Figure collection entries
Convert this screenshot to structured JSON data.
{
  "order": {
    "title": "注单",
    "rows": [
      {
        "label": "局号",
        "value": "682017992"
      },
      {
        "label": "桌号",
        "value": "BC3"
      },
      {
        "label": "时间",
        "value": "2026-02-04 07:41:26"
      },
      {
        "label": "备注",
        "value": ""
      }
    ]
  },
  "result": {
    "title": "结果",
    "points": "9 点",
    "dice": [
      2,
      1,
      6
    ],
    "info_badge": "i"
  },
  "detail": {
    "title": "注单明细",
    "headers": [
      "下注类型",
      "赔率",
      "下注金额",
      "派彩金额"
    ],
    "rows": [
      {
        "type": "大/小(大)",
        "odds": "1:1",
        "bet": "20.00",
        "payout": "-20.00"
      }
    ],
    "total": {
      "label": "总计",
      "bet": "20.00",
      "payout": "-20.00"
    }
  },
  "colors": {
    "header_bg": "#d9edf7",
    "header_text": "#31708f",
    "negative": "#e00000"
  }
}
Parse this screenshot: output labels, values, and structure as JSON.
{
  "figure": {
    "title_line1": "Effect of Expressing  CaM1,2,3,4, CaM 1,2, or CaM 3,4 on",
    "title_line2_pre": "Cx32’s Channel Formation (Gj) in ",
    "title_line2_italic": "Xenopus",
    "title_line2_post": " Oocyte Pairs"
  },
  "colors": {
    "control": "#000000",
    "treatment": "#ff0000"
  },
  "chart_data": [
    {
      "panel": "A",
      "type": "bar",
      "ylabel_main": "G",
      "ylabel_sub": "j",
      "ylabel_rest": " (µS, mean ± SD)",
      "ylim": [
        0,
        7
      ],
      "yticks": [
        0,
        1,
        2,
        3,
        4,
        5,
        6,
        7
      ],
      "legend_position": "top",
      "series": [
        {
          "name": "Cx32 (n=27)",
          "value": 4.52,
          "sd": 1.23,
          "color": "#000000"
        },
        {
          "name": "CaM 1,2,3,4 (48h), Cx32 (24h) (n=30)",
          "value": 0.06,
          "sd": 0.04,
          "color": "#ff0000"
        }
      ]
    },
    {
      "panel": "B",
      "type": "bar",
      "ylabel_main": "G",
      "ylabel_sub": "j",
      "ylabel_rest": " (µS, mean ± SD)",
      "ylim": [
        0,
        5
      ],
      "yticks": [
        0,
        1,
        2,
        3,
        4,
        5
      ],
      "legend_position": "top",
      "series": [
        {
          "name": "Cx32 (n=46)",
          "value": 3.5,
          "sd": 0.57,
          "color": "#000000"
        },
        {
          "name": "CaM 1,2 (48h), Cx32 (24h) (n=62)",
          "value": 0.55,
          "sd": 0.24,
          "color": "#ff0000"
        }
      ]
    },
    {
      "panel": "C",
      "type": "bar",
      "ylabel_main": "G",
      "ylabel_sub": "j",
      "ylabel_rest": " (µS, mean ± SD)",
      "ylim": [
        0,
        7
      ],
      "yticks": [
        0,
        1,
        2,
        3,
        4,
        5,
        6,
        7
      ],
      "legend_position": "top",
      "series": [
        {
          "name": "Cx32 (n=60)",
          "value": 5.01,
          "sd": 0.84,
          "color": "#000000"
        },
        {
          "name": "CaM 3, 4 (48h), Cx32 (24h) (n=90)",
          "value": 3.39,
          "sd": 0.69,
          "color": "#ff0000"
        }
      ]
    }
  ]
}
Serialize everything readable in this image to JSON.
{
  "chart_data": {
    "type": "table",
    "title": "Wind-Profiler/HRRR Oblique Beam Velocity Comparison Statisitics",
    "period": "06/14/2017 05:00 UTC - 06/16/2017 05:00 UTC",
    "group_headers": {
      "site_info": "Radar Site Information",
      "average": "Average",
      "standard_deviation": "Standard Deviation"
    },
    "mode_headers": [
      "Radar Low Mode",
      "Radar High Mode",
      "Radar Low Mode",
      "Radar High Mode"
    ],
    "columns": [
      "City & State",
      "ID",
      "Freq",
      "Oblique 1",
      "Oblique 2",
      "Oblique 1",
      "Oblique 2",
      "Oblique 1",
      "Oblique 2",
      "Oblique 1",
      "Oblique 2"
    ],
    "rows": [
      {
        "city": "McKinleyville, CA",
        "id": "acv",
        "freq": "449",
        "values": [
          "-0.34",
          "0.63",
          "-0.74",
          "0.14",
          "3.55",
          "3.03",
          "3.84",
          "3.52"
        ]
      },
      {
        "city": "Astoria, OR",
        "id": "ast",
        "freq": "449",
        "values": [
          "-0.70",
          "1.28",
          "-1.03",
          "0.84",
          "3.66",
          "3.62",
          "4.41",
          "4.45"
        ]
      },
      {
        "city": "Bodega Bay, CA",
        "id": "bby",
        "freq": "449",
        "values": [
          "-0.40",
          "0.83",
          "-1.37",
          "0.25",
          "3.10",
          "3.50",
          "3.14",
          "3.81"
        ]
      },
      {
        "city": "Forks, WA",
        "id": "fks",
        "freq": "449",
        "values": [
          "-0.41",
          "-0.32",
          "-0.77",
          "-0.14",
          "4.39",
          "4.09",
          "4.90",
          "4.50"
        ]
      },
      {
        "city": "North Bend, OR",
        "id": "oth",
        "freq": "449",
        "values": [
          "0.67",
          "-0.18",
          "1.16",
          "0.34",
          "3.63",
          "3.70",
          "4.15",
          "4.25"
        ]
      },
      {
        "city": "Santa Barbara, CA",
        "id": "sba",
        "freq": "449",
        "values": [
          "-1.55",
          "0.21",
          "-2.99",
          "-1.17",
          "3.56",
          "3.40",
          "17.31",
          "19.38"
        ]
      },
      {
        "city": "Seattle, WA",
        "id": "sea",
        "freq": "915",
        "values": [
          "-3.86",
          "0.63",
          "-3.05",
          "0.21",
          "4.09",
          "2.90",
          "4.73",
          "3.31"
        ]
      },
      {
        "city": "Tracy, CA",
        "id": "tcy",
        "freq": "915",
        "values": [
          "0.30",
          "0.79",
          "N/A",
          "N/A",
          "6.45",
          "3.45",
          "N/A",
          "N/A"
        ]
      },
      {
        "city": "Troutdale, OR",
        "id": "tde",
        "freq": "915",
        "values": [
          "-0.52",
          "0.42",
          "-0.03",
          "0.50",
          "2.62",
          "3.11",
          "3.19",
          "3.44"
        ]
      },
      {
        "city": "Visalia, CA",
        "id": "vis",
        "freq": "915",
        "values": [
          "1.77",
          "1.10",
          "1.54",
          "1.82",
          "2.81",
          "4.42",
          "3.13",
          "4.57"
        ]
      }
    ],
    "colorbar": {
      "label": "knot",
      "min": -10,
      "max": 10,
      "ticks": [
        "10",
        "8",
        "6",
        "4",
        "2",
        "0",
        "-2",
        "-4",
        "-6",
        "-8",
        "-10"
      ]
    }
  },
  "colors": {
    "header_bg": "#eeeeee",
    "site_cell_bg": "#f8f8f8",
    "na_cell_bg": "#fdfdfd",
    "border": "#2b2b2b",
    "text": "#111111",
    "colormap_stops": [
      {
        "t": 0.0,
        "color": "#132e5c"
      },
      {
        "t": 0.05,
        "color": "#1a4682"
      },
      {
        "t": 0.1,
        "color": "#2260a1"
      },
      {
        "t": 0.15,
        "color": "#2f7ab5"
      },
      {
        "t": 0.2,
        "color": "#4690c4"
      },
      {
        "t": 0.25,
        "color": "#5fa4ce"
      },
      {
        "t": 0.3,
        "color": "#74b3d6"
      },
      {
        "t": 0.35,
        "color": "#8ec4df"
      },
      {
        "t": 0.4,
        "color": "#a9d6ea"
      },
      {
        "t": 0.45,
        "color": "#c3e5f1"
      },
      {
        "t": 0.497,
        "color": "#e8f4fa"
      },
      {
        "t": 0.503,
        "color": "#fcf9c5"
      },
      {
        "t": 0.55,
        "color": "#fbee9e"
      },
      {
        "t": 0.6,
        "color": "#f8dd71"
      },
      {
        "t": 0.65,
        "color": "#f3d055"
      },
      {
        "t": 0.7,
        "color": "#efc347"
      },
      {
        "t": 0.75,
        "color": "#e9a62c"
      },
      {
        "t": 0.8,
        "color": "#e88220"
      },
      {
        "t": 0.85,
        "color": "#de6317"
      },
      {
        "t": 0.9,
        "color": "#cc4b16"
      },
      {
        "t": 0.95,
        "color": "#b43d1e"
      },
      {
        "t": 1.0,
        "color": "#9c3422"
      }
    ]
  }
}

[YOUR TASK]: Count up the lines in the listing that hold the word "name", and give that number only.

[CORRECT OUTPUT]: 6